* _Records supplied_:
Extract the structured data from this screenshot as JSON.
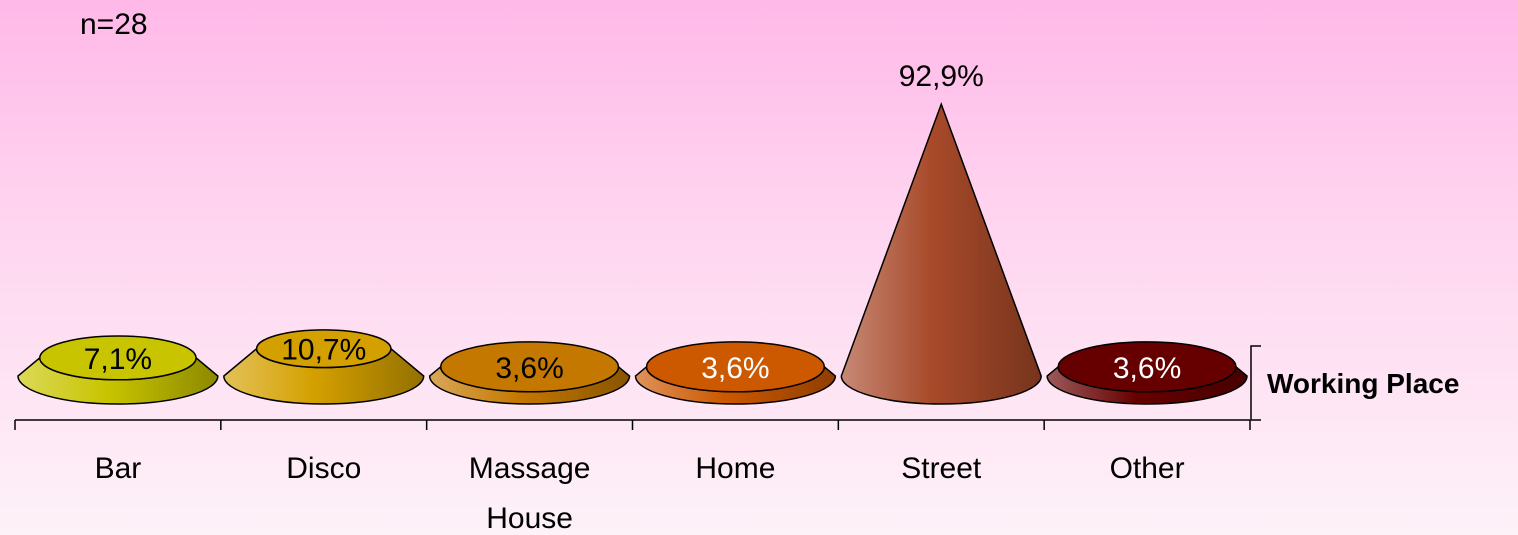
{
  "n_label": "n=28",
  "chart_data": {
    "type": "bar",
    "shape": "cone",
    "categories": [
      "Bar",
      "Disco",
      "Massage House",
      "Home",
      "Street",
      "Other"
    ],
    "category_lines": [
      [
        "Bar"
      ],
      [
        "Disco"
      ],
      [
        "Massage",
        "House"
      ],
      [
        "Home"
      ],
      [
        "Street"
      ],
      [
        "Other"
      ]
    ],
    "series": [
      {
        "name": "Working Place",
        "values": [
          7.1,
          10.7,
          3.6,
          3.6,
          92.9,
          3.6
        ],
        "labels": [
          "7,1%",
          "10,7%",
          "3,6%",
          "3,6%",
          "92,9%",
          "3,6%"
        ]
      }
    ],
    "colors": [
      "#c8c400",
      "#d4a000",
      "#c47800",
      "#cc5800",
      "#a84a2a",
      "#660000"
    ],
    "label_colors": [
      "#000000",
      "#000000",
      "#000000",
      "#ffffff",
      "#000000",
      "#ffffff"
    ],
    "ylim": [
      0,
      100
    ],
    "grid": false,
    "legend_position": "right"
  }
}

* _Challenge_:
Copy out all the data without changing anything, and drop the pictures.

* _Output for this exercise_:
Extract the structured data from this screenshot as JSON.
{
  "n_label": "n=28",
  "chart_data": {
    "type": "bar",
    "shape": "cone",
    "categories": [
      "Bar",
      "Disco",
      "Massage House",
      "Home",
      "Street",
      "Other"
    ],
    "category_lines": [
      [
        "Bar"
      ],
      [
        "Disco"
      ],
      [
        "Massage",
        "House"
      ],
      [
        "Home"
      ],
      [
        "Street"
      ],
      [
        "Other"
      ]
    ],
    "series": [
      {
        "name": "Working Place",
        "values": [
          7.1,
          10.7,
          3.6,
          3.6,
          92.9,
          3.6
        ],
        "labels": [
          "7,1%",
          "10,7%",
          "3,6%",
          "3,6%",
          "92,9%",
          "3,6%"
        ]
      }
    ],
    "colors": [
      "#c8c400",
      "#d4a000",
      "#c47800",
      "#cc5800",
      "#a84a2a",
      "#660000"
    ],
    "label_colors": [
      "#000000",
      "#000000",
      "#000000",
      "#ffffff",
      "#000000",
      "#ffffff"
    ],
    "ylim": [
      0,
      100
    ],
    "grid": false,
    "legend_position": "right"
  }
}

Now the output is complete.